**Work required:**
Skip the pictures. Copy all the rest of the records down exactly.

**Stored data:**

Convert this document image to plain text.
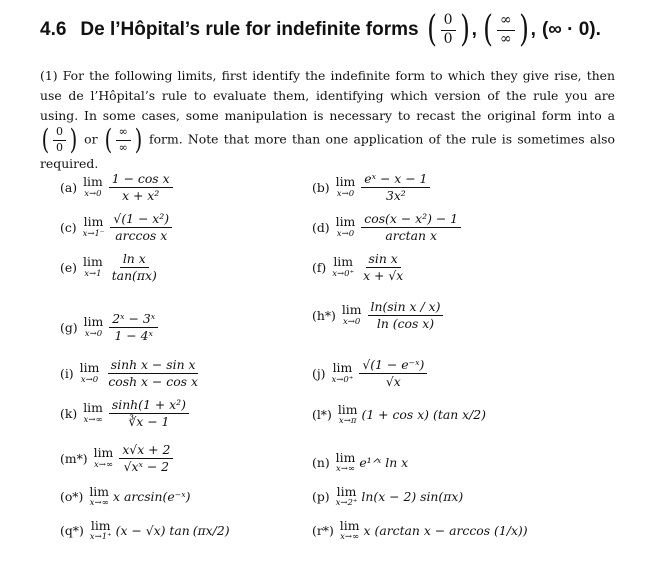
4.6 De l’Hôpital’s rule for indefinite forms ( $\frac{0}{0}$ ) , ( $\frac{\infty}{\infty}$ ) , (∞ · 0).
(1) For the following limits, first identify the indefinite form to which they give rise, then use de l’Hôpital’s rule to evaluate them, identifying which version of the rule you are using. In some cases, some manipulation is necessary to recast the original form into a
( $\frac{0}{0}$ ) or ( $\frac{\infty}{\infty}$ ) form. Note that more than one application of the rule is sometimes also required.
(a) lim
$x\to 0 \frac{\text{1 − cos x}}{\text{x + x²}}$
(c) lim
$x\to 1^- \frac{\text{√(1 − x²)}}{\text{arccos x}}$
(e) lim
$x\to 1 \frac{\text{ln x}}{\tan(\pi x)}$
(g) lim
$x\to 0 \frac{\text{2ˣ − 3ˣ}}{\text{1 − 4ˣ}}$
(i) lim
$x\to 0 \frac{\text{sinh x − sin x}}{\text{cosh x − cos x}}$
(k) lim
$x\to\infty \frac{\text{sinh(1 + x²)}}{∛x - 1}$
(m*) lim
$x\to\infty \frac{x√x + 2}{\text{√xˣ − 2}}$
(o*) lim
x→∞ x arcsin(e⁻ˣ)
(q*) lim
x→1⁺ (x − √x) tan (πx/2)
(b) lim
$x\to 0 \frac{\text{eˣ − x − 1}}{\text{3x²}}$
(d) lim
$x\to 0 \frac{\text{cos(x − x²) − 1}}{\text{arctan x}}$
(f) lim
$x\to 0^+ \frac{\text{sin x}}{x + √x}$
(h*) lim
$x\to 0 \frac{\text{ln(sin x / x)}}{\text{ln (cos x)}}$
(j) lim
$x\to 0^+ \frac{\text{√(1 − e⁻ˣ)}}{√x}$
(l*) lim
x→π (1 + cos x) (tan x/2)
(n) lim
x→∞ e¹ᐟˣ ln x
(p) lim
x→2⁺ ln(x − 2) sin(πx)
(r*) lim
x→∞ x (arctan x − arccos (1/x))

**Solution for this task:**
Convert this document image to plain text.
4.6 De l’Hôpital’s rule for indefinite forms ( $\frac{0}{0}$ ) , ( $\frac{\infty}{\infty}$ ) , (∞ · 0).
(1) For the following limits, first identify the indefinite form to which they give rise, then use de l’Hôpital’s rule to evaluate them, identifying which version of the rule you are using. In some cases, some manipulation is necessary to recast the original form into a
( $\frac{0}{0}$ ) or ( $\frac{\infty}{\infty}$ ) form. Note that more than one application of the rule is sometimes also required.
(a) lim
$x\to 0 \frac{\text{1 − cos x}}{\text{x + x²}}$
(c) lim
$x\to 1^- \frac{\text{√(1 − x²)}}{\text{arccos x}}$
(e) lim
$x\to 1 \frac{\text{ln x}}{\tan(\pi x)}$
(g) lim
$x\to 0 \frac{\text{2ˣ − 3ˣ}}{\text{1 − 4ˣ}}$
(i) lim
$x\to 0 \frac{\text{sinh x − sin x}}{\text{cosh x − cos x}}$
(k) lim
$x\to\infty \frac{\text{sinh(1 + x²)}}{∛x - 1}$
(m*) lim
$x\to\infty \frac{x√x + 2}{\text{√xˣ − 2}}$
(o*) lim
x→∞ x arcsin(e⁻ˣ)
(q*) lim
x→1⁺ (x − √x) tan (πx/2)
(b) lim
$x\to 0 \frac{\text{eˣ − x − 1}}{\text{3x²}}$
(d) lim
$x\to 0 \frac{\text{cos(x − x²) − 1}}{\text{arctan x}}$
(f) lim
$x\to 0^+ \frac{\text{sin x}}{x + √x}$
(h*) lim
$x\to 0 \frac{\text{ln(sin x / x)}}{\text{ln (cos x)}}$
(j) lim
$x\to 0^+ \frac{\text{√(1 − e⁻ˣ)}}{√x}$
(l*) lim
x→π (1 + cos x) (tan x/2)
(n) lim
x→∞ e¹ᐟˣ ln x
(p) lim
x→2⁺ ln(x − 2) sin(πx)
(r*) lim
x→∞ x (arctan x − arccos (1/x))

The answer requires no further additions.